In one of our previous interviews, we mentioned that one who wants to win the war needs two requisites (to start with): the means to finance it and good logistics. In the present day, the development of new weapon technologies is more entangled with the financing of new ideas and related discoveries. But in the past, some very simple ideas lead to the creation of extremely powerful military units. Again, somewhat neglected from a modern perspective, chariots were a high-tech weapon some 3000 years ago. It is not directly connected to technology, but it is hard to overemphasize the importance of horses on warfare through at least four millennia of human history. Alright, some inventions such as the stirrup or the saddle made them more effective over time. Cavalry was a predominant force until the invention of reliable, fast, and powerful weapons at the beginning of the 20th century. For centuries European armies had difficulties confronting Eurasian nomads (the Huns, Magyars, Cumans, Mongols…) whose light cavalry used (composite) bows to launch thousands and thousands of arrows in a matter of minutes. Even one of the most successful military formations of ancient times, the Macedonian phalanx, needed cavalry on its flanks despite its 5-meter-long spears.

Composite bows and longbows were the light artillery for millennia. The mentioned steppe nomads dominated battlefields of Eurasia using exactly those kinds of weapons. English longbows were the equivalent in Western Europe in the Late Middle Ages (12th-15th centuries). Its ‘mechanic’ cousin, the crossbow, was so powerful and lethal that Pope Innocent II (1139) forbids its use against Christians.

Great wars of the 20th century significantly improved the weaponry, created nuclear powers and lead to the development of rocketry.

Q6. It is expected that much of the future warfare will be cyberwar. Many countries are developing their cybersecurity as a response. Has something similar to that process happened in history?

Technology made everything more accessible, which means not only physical protection is needed, but virtual protection has increasingly gained importance. One can use your credit card from another continent, skilful hackers can turn off the electricity to a block or even part of some remote town. It is a perennial question of access to information and those skilful enough to (ab)use it.

▶ _SOURCE MATERIAL_:
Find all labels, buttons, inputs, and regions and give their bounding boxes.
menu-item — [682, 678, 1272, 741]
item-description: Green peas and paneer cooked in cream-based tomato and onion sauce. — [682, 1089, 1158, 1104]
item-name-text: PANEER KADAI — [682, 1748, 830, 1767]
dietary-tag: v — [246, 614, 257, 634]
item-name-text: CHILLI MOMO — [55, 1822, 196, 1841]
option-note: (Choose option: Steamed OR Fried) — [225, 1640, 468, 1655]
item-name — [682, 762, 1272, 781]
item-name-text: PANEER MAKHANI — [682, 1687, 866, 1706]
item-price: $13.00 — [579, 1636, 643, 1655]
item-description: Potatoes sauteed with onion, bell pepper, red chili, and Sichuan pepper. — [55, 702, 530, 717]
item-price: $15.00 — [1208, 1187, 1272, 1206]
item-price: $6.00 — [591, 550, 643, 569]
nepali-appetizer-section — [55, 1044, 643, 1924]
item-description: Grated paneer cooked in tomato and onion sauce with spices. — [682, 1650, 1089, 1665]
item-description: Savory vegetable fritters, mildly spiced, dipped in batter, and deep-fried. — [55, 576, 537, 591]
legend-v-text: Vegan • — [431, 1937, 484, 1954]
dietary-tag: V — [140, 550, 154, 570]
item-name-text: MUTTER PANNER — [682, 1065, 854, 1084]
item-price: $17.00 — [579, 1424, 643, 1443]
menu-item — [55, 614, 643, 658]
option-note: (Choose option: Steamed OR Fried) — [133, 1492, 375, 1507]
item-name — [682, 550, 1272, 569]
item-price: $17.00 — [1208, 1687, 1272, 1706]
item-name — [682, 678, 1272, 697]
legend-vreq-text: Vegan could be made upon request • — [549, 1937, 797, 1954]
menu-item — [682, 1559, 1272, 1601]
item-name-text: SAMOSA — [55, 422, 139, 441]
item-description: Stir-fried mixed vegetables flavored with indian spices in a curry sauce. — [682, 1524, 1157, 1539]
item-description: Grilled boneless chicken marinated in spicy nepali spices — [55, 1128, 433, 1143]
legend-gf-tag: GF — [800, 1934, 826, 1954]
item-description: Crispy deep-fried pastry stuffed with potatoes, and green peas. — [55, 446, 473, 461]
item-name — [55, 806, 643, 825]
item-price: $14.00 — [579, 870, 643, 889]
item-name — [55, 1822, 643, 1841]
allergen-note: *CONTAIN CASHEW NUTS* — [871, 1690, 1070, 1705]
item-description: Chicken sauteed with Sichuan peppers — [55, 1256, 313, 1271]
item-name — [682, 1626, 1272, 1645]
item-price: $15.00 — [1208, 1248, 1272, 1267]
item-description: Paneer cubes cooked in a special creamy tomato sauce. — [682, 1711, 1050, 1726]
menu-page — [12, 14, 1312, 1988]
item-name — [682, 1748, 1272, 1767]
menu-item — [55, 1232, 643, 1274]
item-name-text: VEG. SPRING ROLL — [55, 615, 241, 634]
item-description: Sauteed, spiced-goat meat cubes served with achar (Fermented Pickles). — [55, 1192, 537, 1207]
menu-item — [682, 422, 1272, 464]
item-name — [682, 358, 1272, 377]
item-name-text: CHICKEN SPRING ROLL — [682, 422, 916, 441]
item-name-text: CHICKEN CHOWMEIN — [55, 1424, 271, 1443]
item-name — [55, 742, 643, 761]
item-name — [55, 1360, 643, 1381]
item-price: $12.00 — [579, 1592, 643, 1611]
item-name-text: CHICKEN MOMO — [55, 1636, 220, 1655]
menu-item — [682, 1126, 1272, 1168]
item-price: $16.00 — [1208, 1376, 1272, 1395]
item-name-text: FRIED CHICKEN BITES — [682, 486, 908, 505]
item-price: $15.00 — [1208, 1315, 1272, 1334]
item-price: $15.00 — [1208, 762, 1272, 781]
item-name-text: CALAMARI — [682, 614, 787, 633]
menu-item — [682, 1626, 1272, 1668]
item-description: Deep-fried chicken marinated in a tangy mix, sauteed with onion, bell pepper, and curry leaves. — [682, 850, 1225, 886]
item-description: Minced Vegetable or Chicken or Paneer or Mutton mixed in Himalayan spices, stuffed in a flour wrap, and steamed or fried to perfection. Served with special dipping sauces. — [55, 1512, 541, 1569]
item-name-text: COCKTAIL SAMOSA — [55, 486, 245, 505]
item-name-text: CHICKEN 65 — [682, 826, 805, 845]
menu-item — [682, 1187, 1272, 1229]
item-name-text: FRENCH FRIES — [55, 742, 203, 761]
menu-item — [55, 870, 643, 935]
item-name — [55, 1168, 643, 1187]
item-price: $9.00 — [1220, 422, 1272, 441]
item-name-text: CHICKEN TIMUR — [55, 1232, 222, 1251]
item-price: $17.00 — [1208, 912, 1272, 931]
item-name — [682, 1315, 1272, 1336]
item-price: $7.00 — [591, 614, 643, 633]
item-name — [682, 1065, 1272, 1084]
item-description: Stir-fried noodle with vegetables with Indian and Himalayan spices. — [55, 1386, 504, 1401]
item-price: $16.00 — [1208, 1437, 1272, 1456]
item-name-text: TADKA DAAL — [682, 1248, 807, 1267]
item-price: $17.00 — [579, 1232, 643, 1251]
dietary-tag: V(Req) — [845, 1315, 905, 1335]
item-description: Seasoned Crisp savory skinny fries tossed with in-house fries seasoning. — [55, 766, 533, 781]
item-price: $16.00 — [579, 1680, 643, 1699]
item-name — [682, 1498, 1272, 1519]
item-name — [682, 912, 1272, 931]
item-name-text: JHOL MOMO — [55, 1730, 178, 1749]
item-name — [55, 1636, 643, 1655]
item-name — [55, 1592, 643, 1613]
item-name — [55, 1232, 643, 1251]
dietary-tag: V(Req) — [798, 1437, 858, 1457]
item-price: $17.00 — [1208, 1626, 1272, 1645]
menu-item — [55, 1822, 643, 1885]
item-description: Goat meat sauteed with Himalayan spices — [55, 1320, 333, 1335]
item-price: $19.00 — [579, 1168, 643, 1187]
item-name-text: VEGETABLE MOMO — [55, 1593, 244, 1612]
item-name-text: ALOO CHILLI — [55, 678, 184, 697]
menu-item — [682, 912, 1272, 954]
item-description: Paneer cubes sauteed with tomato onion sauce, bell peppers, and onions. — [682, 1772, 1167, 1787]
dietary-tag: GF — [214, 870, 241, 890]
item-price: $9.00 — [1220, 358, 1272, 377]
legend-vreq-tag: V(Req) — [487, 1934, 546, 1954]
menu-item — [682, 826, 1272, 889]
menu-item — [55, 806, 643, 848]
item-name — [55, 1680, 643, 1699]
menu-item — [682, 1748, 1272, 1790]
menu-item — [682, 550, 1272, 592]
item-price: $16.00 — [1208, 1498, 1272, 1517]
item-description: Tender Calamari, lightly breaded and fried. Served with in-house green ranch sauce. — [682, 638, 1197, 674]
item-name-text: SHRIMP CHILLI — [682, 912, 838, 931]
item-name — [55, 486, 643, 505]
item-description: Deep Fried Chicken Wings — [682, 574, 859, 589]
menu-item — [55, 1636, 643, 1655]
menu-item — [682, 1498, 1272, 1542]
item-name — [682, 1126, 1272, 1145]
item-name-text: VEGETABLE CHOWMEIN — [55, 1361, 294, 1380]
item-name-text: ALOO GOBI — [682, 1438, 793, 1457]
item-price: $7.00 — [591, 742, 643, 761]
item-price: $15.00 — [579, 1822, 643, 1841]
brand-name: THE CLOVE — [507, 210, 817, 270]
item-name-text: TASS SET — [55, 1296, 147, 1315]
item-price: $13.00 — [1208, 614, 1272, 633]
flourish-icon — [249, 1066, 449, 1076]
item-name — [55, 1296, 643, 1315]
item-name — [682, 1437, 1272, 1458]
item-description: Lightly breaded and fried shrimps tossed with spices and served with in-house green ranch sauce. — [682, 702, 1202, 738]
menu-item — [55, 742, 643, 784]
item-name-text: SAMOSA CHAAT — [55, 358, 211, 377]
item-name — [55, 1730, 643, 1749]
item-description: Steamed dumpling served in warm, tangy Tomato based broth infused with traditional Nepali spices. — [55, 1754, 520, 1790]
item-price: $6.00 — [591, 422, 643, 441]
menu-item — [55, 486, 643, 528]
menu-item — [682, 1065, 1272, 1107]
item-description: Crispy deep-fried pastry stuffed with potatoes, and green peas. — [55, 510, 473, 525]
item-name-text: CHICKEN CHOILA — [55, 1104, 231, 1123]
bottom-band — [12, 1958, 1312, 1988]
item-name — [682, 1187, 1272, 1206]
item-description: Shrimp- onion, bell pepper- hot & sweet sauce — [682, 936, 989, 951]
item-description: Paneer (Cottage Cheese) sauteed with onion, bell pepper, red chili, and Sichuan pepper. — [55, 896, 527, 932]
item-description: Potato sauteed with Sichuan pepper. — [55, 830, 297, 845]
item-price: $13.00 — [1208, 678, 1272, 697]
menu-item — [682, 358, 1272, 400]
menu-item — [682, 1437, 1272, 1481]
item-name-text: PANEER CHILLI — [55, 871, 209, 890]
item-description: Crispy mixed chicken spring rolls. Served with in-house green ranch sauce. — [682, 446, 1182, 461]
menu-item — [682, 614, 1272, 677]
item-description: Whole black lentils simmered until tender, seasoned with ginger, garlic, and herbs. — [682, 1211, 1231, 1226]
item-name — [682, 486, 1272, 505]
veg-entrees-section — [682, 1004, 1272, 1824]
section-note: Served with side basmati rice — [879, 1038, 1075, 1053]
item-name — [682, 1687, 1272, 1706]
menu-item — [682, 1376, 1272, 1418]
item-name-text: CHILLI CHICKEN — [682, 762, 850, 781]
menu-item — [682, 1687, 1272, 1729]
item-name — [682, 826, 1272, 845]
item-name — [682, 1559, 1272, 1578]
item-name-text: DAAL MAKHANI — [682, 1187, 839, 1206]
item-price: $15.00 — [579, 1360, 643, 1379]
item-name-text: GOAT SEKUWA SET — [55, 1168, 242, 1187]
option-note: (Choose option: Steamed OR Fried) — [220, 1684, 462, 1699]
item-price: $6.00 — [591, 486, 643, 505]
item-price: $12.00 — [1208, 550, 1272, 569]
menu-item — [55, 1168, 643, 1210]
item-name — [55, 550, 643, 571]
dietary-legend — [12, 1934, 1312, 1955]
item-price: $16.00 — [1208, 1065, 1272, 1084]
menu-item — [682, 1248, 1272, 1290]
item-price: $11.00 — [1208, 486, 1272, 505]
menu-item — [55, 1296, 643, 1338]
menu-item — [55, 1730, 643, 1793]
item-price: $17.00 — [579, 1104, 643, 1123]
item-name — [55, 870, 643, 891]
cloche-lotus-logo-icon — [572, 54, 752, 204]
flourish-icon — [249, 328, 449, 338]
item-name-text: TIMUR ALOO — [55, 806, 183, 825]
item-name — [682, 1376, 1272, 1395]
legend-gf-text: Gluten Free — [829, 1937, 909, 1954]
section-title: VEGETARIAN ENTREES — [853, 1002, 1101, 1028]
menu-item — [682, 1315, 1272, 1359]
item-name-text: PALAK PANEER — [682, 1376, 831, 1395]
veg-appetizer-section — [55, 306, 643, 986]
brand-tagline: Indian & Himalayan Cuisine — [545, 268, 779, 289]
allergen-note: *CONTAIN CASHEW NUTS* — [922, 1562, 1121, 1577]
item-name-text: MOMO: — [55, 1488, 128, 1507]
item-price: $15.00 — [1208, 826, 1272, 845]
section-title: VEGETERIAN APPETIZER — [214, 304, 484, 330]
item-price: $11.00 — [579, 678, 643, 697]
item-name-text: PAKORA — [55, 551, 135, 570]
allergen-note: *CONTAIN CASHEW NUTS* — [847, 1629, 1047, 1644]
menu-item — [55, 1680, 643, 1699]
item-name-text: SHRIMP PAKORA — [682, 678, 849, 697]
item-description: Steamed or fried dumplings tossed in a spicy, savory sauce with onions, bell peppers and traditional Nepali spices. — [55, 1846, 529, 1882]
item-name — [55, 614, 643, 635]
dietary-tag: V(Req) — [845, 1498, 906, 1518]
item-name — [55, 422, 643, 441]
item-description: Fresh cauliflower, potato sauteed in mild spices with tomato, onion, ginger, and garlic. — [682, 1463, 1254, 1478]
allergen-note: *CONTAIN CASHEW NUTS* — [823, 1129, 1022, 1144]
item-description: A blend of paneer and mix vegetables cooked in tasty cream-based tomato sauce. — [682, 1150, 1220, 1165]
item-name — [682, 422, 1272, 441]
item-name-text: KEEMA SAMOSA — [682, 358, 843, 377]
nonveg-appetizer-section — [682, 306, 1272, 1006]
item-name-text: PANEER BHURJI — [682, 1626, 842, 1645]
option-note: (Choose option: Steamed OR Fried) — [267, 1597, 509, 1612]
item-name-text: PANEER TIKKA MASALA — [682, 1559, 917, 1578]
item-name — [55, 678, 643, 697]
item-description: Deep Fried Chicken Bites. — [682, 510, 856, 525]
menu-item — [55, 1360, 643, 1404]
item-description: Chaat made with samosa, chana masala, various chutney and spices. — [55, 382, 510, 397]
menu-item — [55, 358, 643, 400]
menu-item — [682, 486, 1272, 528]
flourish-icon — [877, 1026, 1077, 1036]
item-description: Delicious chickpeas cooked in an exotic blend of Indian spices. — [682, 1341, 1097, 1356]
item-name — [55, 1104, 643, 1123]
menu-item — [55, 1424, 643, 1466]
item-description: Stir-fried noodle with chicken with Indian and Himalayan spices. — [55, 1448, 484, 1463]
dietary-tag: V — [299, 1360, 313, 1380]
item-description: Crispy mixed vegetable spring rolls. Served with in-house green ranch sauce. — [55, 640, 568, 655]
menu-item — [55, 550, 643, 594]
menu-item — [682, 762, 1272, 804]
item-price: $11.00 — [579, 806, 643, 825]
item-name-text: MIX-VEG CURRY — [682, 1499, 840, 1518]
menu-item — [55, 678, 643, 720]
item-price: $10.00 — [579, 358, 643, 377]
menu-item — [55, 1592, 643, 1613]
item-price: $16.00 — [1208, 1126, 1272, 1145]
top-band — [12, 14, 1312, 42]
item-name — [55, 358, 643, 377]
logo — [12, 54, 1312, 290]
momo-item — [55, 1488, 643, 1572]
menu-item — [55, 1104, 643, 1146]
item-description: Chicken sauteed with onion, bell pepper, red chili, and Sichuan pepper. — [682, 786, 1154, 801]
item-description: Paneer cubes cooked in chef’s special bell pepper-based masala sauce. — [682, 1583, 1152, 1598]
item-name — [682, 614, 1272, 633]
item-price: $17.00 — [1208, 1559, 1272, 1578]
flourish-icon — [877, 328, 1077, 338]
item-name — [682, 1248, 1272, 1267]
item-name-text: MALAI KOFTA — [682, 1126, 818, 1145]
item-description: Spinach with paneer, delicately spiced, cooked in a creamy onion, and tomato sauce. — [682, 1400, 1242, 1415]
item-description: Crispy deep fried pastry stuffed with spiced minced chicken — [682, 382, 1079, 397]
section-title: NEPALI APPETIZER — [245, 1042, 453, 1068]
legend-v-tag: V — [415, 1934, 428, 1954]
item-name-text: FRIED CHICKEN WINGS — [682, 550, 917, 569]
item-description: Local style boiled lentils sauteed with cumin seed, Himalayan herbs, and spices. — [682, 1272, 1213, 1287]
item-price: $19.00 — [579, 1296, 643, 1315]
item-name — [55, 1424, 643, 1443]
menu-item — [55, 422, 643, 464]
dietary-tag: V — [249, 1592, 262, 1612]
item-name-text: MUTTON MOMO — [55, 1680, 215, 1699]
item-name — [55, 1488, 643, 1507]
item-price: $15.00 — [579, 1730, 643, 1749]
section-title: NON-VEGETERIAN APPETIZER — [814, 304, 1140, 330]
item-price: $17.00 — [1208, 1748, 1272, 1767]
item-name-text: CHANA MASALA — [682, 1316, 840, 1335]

▶ _WORK ITEM A_: In the interview excerpt on warfare, write out the text between "Q6. It is expected" and "to (ab)use it.", inclusive.
▶ _WORK ITEM B_: According to the interview excerpt on warfare, which pope forbade the use of the crossbow against Christians, and in what year?
▶ _WORK ITEM C_: Can you carry on the interview excerpt on warfare from its final sentence?

▶ _YOUR RESPONSE A_:
Q6. It is expected that much of the future warfare will be cyberwar. Many countries are developing their cybersecurity as a response. Has something similar to that process happened in history?

Technology made everything more accessible, which means not only physical protection is needed, but virtual protection has increasingly gained importance. One can use your credit card from another continent, skilful hackers can turn off the electricity to a block or even part of some remote town. It is a perennial question of access to information and those skilful enough to (ab)use it.

▶ _YOUR RESPONSE B_: Pope Innocent II, in 1139.

▶ _YOUR RESPONSE C_:
One of my main interests are nomadic empires, so I will draw two examples from the rise of the Mongols. Once they had established the empire, they realized that they should use all skilled workers they encountered and captured in their campaigns. The Chinese had very capable engineers who could build impressive structures or produce war-machines, the Persians had experienced administrators (…) – all those were used to do the things nomadic peoples were inexperienced in. I believe this is a great example of being aware of one’s own limitations and knowing exactly who is the most apt to compensate for those.

Also, one of the most reliable allies of the Mongol army commanders was intelligence. During the Black Sea campaigns, the Mongols gained precious information from traders (mostly Venetian) on European geography, armies, castles, population, the relations between rulers, supplies, and everything else useful on a campaign. Therefore, when they invaded Eastern and Central Europe in 1241/42, they knew exactly where to go, what to do, whom to attack or avoid, what the most vulnerable points were. The result was that they crushed several very strong European armies, pillaged several countries, and made them pay tribute.

Q7. What were, in general, the most fruitful areas of influence, where we can observe overwhelming changes? Was it in transportation, in weapons, communication, knowledge management, construction, energy, medicine, economy? And can we single out one or two dominant areas?

The Romans had exquisite mastery of construction: just take a look at their buildings all around the Mediterranean basin and beyond. It was as late as the early 20th century when the construction improved significantly. For example, the formula for Roman concrete is still sought for: its durability, resilience to saltwater, and longevity have not been surpassed to this day. All major civilizations were aware of the importance of roads and communication. On the other hand, the concept of economy is quite complex: even the best experts have troubles predicting many aspects of its development.

I could single out the change that happened to humankind with the invention of electricity. Also, the Internet contributed to unimaginable access to all sorts of information and dissemination of knowledge. Last, but certainly not the least, medical advancements need to be mentioned. Ancient civilizations had quite capable physicians. I remember a note from Greek historian Herodotus (5th ct. BC) in which he gives an account, and was quite surprised, that the Egyptians had doctors who were specialized for eyes, internal organs, etc. – just as we have today. The Chinese have had quite rich tradition in medicine as well. But what the field has achieved so far, with personalized medicine and with all the technology at our disposal, is just to become even more impressive. After all, the fear of non-existing (even of just being ill) is one of the most potent incentives known to humankind.

Q8. Today we have polarization between the USA and China, and the EU in some segments regarding technology innovations. Was there a country that was famous as a technology leader or an expert in one field?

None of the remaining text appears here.